Check every line for the word "name" and state how many lines have it. Reply with the number alone.

-- Begin MATERIAL FOR THE TASK --

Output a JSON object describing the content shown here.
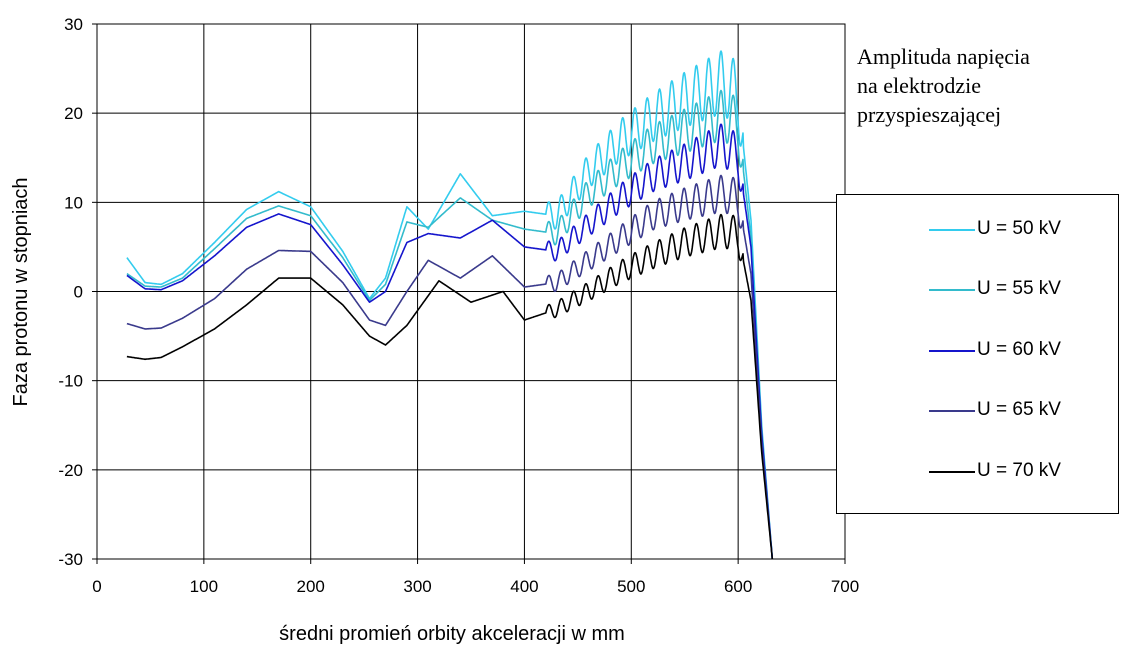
{
  "chart_data": {
    "type": "line",
    "title": "",
    "xlabel": "średni promień orbity akceleracji w mm",
    "ylabel": "Faza protonu w stopniach",
    "xlim": [
      0,
      700
    ],
    "ylim": [
      -30,
      30
    ],
    "xticks": [
      "0",
      "100",
      "200",
      "300",
      "400",
      "500",
      "600",
      "700"
    ],
    "yticks": [
      "30",
      "20",
      "10",
      "0",
      "-10",
      "-20",
      "-30"
    ],
    "grid": true,
    "legend_position": "right",
    "annotation": [
      "Amplituda napięcia",
      "na elektrodzie",
      "przyspieszającej"
    ],
    "series": [
      {
        "name": "U = 50 kV",
        "color": "#33ccee",
        "offset": 2.2,
        "osc_amp": 2.0,
        "osc_start": 1.4,
        "osc_end": 3.8,
        "x": [
          28,
          45,
          60,
          80,
          110,
          140,
          170,
          200,
          230,
          255,
          270,
          290,
          310,
          340,
          370,
          400,
          430,
          460,
          490,
          520,
          550,
          585,
          600,
          612,
          622,
          632
        ],
        "y": [
          3.8,
          1.0,
          0.8,
          2.0,
          5.5,
          9.2,
          11.2,
          9.5,
          4.5,
          -0.8,
          1.5,
          9.5,
          7.0,
          13.2,
          8.5,
          9.0,
          8.5,
          13.5,
          17.0,
          19.5,
          21.5,
          23.5,
          22.0,
          8.0,
          -15.0,
          -30.0
        ]
      },
      {
        "name": "U = 55 kV",
        "color": "#33bbcc",
        "offset": 1.6,
        "osc_amp": 1.8,
        "osc_start": 1.2,
        "osc_end": 3.0,
        "x": [
          28,
          45,
          60,
          80,
          110,
          140,
          170,
          200,
          230,
          255,
          270,
          290,
          310,
          340,
          370,
          400,
          430,
          460,
          490,
          520,
          550,
          585,
          600,
          612,
          622,
          632
        ],
        "y": [
          2.0,
          0.6,
          0.5,
          1.5,
          4.8,
          8.2,
          9.6,
          8.5,
          3.8,
          -1.0,
          0.8,
          7.8,
          7.2,
          10.5,
          8.0,
          7.0,
          6.5,
          11.0,
          14.0,
          16.5,
          18.0,
          19.8,
          18.8,
          6.0,
          -15.5,
          -30.0
        ]
      },
      {
        "name": "U = 60 kV",
        "color": "#1515cc",
        "offset": 1.3,
        "osc_amp": 1.6,
        "osc_start": 1.0,
        "osc_end": 2.5,
        "x": [
          28,
          45,
          60,
          80,
          110,
          140,
          170,
          200,
          230,
          255,
          270,
          290,
          310,
          340,
          370,
          400,
          430,
          460,
          490,
          520,
          550,
          585,
          600,
          612,
          622,
          632
        ],
        "y": [
          1.8,
          0.3,
          0.2,
          1.2,
          4.0,
          7.2,
          8.7,
          7.5,
          3.0,
          -1.2,
          0.0,
          5.5,
          6.5,
          6.0,
          8.0,
          5.0,
          4.5,
          7.5,
          10.5,
          13.0,
          14.5,
          16.5,
          15.2,
          5.0,
          -16.0,
          -30.0
        ]
      },
      {
        "name": "U = 65 kV",
        "color": "#3a3a8c",
        "offset": 1.2,
        "osc_amp": 1.4,
        "osc_start": 0.9,
        "osc_end": 2.2,
        "x": [
          28,
          45,
          60,
          80,
          110,
          140,
          170,
          200,
          230,
          255,
          270,
          290,
          310,
          340,
          370,
          400,
          430,
          460,
          490,
          520,
          550,
          585,
          600,
          612,
          622,
          632
        ],
        "y": [
          -3.6,
          -4.2,
          -4.1,
          -3.0,
          -0.8,
          2.5,
          4.6,
          4.5,
          1.0,
          -3.2,
          -3.8,
          0.0,
          3.5,
          1.5,
          4.0,
          0.5,
          1.0,
          3.5,
          6.0,
          8.5,
          9.8,
          11.0,
          10.5,
          2.0,
          -17.0,
          -30.0
        ]
      },
      {
        "name": "U = 70 kV",
        "color": "#000000",
        "offset": 1.0,
        "osc_amp": 1.3,
        "osc_start": 0.8,
        "osc_end": 2.0,
        "x": [
          28,
          45,
          60,
          80,
          110,
          140,
          170,
          200,
          230,
          255,
          270,
          290,
          320,
          350,
          380,
          400,
          430,
          460,
          490,
          520,
          550,
          585,
          600,
          612,
          622,
          632
        ],
        "y": [
          -7.3,
          -7.6,
          -7.4,
          -6.2,
          -4.2,
          -1.5,
          1.5,
          1.5,
          -1.5,
          -5.0,
          -6.0,
          -3.8,
          1.2,
          -1.2,
          0.0,
          -3.2,
          -2.0,
          0.0,
          2.2,
          4.0,
          5.5,
          6.8,
          6.5,
          -1.0,
          -18.0,
          -30.0
        ]
      }
    ]
  }
}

-- End MATERIAL FOR THE TASK --

== REPLY ==
5